Please give the listing again, word for word, with nothing left out.

INPUT FOR THIS TASK start

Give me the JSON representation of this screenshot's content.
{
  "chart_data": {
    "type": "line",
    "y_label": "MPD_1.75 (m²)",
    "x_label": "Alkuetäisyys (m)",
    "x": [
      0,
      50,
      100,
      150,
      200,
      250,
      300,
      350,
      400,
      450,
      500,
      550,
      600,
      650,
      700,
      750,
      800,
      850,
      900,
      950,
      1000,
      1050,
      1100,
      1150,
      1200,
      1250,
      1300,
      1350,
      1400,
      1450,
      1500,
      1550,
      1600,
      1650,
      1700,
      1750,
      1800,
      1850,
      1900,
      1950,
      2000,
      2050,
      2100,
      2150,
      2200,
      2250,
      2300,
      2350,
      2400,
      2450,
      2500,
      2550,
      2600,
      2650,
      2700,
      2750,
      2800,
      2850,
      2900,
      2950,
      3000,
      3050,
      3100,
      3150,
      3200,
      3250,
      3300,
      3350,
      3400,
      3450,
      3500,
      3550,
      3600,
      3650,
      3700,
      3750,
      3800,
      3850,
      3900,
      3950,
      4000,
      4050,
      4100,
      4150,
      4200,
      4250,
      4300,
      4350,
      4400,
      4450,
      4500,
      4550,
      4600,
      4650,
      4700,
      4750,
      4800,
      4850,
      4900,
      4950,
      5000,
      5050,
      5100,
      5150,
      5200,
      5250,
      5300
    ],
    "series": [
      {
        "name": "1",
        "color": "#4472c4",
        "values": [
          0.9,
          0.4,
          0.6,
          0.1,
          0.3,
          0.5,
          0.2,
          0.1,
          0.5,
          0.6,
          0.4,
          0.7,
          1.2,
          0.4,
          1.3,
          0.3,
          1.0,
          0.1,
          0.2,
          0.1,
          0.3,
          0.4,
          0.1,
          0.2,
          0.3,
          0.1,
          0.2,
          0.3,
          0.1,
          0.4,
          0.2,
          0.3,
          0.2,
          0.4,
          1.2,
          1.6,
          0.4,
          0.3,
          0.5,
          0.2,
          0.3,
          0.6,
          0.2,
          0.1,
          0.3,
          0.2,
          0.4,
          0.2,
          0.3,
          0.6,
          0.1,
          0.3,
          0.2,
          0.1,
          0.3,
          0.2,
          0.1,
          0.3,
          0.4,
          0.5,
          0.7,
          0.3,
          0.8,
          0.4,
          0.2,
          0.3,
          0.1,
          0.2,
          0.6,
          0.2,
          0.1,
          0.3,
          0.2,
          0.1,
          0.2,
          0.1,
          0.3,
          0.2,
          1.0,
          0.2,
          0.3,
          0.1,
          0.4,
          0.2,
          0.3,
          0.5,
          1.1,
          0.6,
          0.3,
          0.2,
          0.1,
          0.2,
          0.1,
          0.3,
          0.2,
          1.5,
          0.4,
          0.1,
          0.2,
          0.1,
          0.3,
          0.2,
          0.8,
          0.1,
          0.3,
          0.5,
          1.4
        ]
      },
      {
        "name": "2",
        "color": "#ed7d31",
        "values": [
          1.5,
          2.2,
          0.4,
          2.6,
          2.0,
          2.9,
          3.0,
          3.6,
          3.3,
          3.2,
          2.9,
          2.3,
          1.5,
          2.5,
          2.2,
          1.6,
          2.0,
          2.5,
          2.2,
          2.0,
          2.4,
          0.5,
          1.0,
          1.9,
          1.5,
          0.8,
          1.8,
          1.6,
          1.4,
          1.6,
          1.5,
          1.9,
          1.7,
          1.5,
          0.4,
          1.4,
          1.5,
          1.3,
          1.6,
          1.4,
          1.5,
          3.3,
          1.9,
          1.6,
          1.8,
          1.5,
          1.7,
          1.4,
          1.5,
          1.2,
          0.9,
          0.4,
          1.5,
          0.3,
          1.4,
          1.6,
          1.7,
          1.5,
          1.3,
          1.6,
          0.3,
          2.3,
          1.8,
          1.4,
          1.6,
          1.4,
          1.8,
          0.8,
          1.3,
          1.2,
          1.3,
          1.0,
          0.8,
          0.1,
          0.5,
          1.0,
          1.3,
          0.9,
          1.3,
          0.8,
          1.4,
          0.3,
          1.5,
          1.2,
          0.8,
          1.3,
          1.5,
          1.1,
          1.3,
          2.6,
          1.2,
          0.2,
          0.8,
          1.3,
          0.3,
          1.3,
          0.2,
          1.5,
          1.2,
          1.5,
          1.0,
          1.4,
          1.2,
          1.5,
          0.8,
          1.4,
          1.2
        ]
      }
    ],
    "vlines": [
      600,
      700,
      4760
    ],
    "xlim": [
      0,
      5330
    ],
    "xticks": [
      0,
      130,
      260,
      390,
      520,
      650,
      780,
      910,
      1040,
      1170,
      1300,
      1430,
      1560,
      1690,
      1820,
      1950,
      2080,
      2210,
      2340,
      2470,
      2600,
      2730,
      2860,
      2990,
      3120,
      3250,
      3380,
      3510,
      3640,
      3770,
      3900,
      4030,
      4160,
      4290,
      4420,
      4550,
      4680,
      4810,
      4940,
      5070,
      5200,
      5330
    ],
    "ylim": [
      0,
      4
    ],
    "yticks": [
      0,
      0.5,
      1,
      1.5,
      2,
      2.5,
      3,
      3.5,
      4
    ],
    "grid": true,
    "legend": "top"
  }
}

INPUT FOR THIS TASK end

▸ **TASK RESULT**
Give me the JSON representation of this screenshot's content.
{
  "chart_data": {
    "type": "line",
    "y_label": "MPD_1.75 (m²)",
    "x_label": "Alkuetäisyys (m)",
    "x": [
      0,
      50,
      100,
      150,
      200,
      250,
      300,
      350,
      400,
      450,
      500,
      550,
      600,
      650,
      700,
      750,
      800,
      850,
      900,
      950,
      1000,
      1050,
      1100,
      1150,
      1200,
      1250,
      1300,
      1350,
      1400,
      1450,
      1500,
      1550,
      1600,
      1650,
      1700,
      1750,
      1800,
      1850,
      1900,
      1950,
      2000,
      2050,
      2100,
      2150,
      2200,
      2250,
      2300,
      2350,
      2400,
      2450,
      2500,
      2550,
      2600,
      2650,
      2700,
      2750,
      2800,
      2850,
      2900,
      2950,
      3000,
      3050,
      3100,
      3150,
      3200,
      3250,
      3300,
      3350,
      3400,
      3450,
      3500,
      3550,
      3600,
      3650,
      3700,
      3750,
      3800,
      3850,
      3900,
      3950,
      4000,
      4050,
      4100,
      4150,
      4200,
      4250,
      4300,
      4350,
      4400,
      4450,
      4500,
      4550,
      4600,
      4650,
      4700,
      4750,
      4800,
      4850,
      4900,
      4950,
      5000,
      5050,
      5100,
      5150,
      5200,
      5250,
      5300
    ],
    "series": [
      {
        "name": "1",
        "color": "#4472c4",
        "values": [
          0.9,
          0.4,
          0.6,
          0.1,
          0.3,
          0.5,
          0.2,
          0.1,
          0.5,
          0.6,
          0.4,
          0.7,
          1.2,
          0.4,
          1.3,
          0.3,
          1.0,
          0.1,
          0.2,
          0.1,
          0.3,
          0.4,
          0.1,
          0.2,
          0.3,
          0.1,
          0.2,
          0.3,
          0.1,
          0.4,
          0.2,
          0.3,
          0.2,
          0.4,
          1.2,
          1.6,
          0.4,
          0.3,
          0.5,
          0.2,
          0.3,
          0.6,
          0.2,
          0.1,
          0.3,
          0.2,
          0.4,
          0.2,
          0.3,
          0.6,
          0.1,
          0.3,
          0.2,
          0.1,
          0.3,
          0.2,
          0.1,
          0.3,
          0.4,
          0.5,
          0.7,
          0.3,
          0.8,
          0.4,
          0.2,
          0.3,
          0.1,
          0.2,
          0.6,
          0.2,
          0.1,
          0.3,
          0.2,
          0.1,
          0.2,
          0.1,
          0.3,
          0.2,
          1.0,
          0.2,
          0.3,
          0.1,
          0.4,
          0.2,
          0.3,
          0.5,
          1.1,
          0.6,
          0.3,
          0.2,
          0.1,
          0.2,
          0.1,
          0.3,
          0.2,
          1.5,
          0.4,
          0.1,
          0.2,
          0.1,
          0.3,
          0.2,
          0.8,
          0.1,
          0.3,
          0.5,
          1.4
        ]
      },
      {
        "name": "2",
        "color": "#ed7d31",
        "values": [
          1.5,
          2.2,
          0.4,
          2.6,
          2.0,
          2.9,
          3.0,
          3.6,
          3.3,
          3.2,
          2.9,
          2.3,
          1.5,
          2.5,
          2.2,
          1.6,
          2.0,
          2.5,
          2.2,
          2.0,
          2.4,
          0.5,
          1.0,
          1.9,
          1.5,
          0.8,
          1.8,
          1.6,
          1.4,
          1.6,
          1.5,
          1.9,
          1.7,
          1.5,
          0.4,
          1.4,
          1.5,
          1.3,
          1.6,
          1.4,
          1.5,
          3.3,
          1.9,
          1.6,
          1.8,
          1.5,
          1.7,
          1.4,
          1.5,
          1.2,
          0.9,
          0.4,
          1.5,
          0.3,
          1.4,
          1.6,
          1.7,
          1.5,
          1.3,
          1.6,
          0.3,
          2.3,
          1.8,
          1.4,
          1.6,
          1.4,
          1.8,
          0.8,
          1.3,
          1.2,
          1.3,
          1.0,
          0.8,
          0.1,
          0.5,
          1.0,
          1.3,
          0.9,
          1.3,
          0.8,
          1.4,
          0.3,
          1.5,
          1.2,
          0.8,
          1.3,
          1.5,
          1.1,
          1.3,
          2.6,
          1.2,
          0.2,
          0.8,
          1.3,
          0.3,
          1.3,
          0.2,
          1.5,
          1.2,
          1.5,
          1.0,
          1.4,
          1.2,
          1.5,
          0.8,
          1.4,
          1.2
        ]
      }
    ],
    "vlines": [
      600,
      700,
      4760
    ],
    "xlim": [
      0,
      5330
    ],
    "xticks": [
      0,
      130,
      260,
      390,
      520,
      650,
      780,
      910,
      1040,
      1170,
      1300,
      1430,
      1560,
      1690,
      1820,
      1950,
      2080,
      2210,
      2340,
      2470,
      2600,
      2730,
      2860,
      2990,
      3120,
      3250,
      3380,
      3510,
      3640,
      3770,
      3900,
      4030,
      4160,
      4290,
      4420,
      4550,
      4680,
      4810,
      4940,
      5070,
      5200,
      5330
    ],
    "ylim": [
      0,
      4
    ],
    "yticks": [
      0,
      0.5,
      1,
      1.5,
      2,
      2.5,
      3,
      3.5,
      4
    ],
    "grid": true,
    "legend": "top"
  }
}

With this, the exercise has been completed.